● **Work instructions**
Leaving out the pictures, retype all the material exactly.

[Collected data entries]

==*==

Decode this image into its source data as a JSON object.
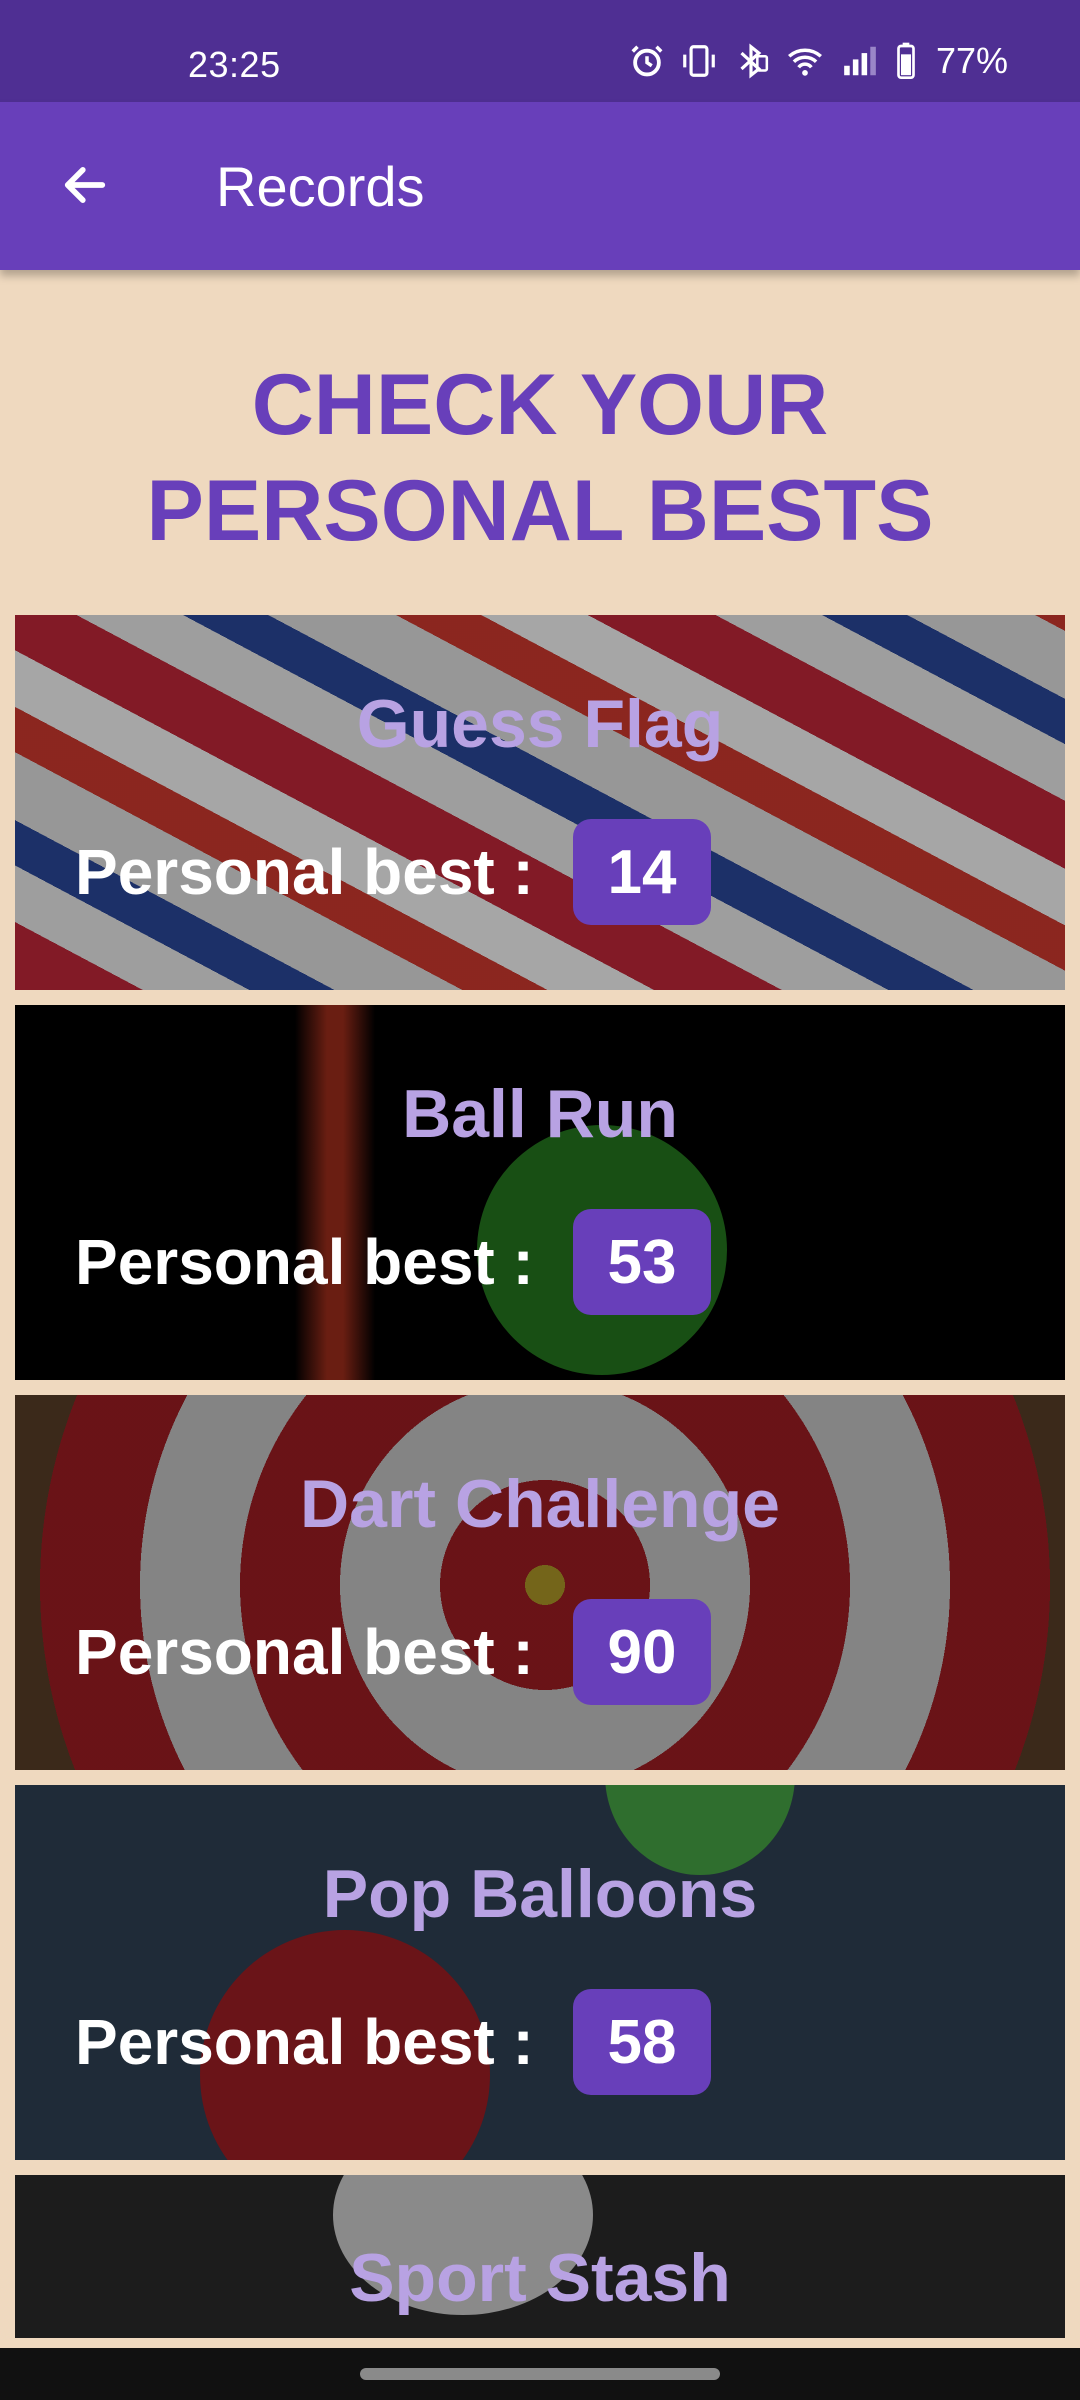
{
  "status_bar": {
    "time": "23:25",
    "battery": "77%",
    "icons": [
      "alarm-icon",
      "vibrate-icon",
      "bluetooth-icon",
      "wifi-icon",
      "signal-icon",
      "battery-icon"
    ]
  },
  "app_bar": {
    "title": "Records",
    "back_icon": "arrow-left-icon"
  },
  "heading": "CHECK YOUR PERSONAL BESTS",
  "colors": {
    "accent": "#683fba",
    "status_bar": "#4f2f93",
    "background": "#efd9bf",
    "card_title": "#b8a2e3"
  },
  "records": [
    {
      "game": "Guess Flag",
      "label": "Personal best :",
      "value": "14"
    },
    {
      "game": "Ball Run",
      "label": "Personal best :",
      "value": "53"
    },
    {
      "game": "Dart Challenge",
      "label": "Personal best :",
      "value": "90"
    },
    {
      "game": "Pop Balloons",
      "label": "Personal best :",
      "value": "58"
    },
    {
      "game": "Sport Stash"
    }
  ]
}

==*==

● **Response below**
Decode this image into its source data as a JSON object.
{
  "status_bar": {
    "time": "23:25",
    "battery": "77%",
    "icons": [
      "alarm-icon",
      "vibrate-icon",
      "bluetooth-icon",
      "wifi-icon",
      "signal-icon",
      "battery-icon"
    ]
  },
  "app_bar": {
    "title": "Records",
    "back_icon": "arrow-left-icon"
  },
  "heading": "CHECK YOUR PERSONAL BESTS",
  "colors": {
    "accent": "#683fba",
    "status_bar": "#4f2f93",
    "background": "#efd9bf",
    "card_title": "#b8a2e3"
  },
  "records": [
    {
      "game": "Guess Flag",
      "label": "Personal best :",
      "value": "14"
    },
    {
      "game": "Ball Run",
      "label": "Personal best :",
      "value": "53"
    },
    {
      "game": "Dart Challenge",
      "label": "Personal best :",
      "value": "90"
    },
    {
      "game": "Pop Balloons",
      "label": "Personal best :",
      "value": "58"
    },
    {
      "game": "Sport Stash"
    }
  ]
}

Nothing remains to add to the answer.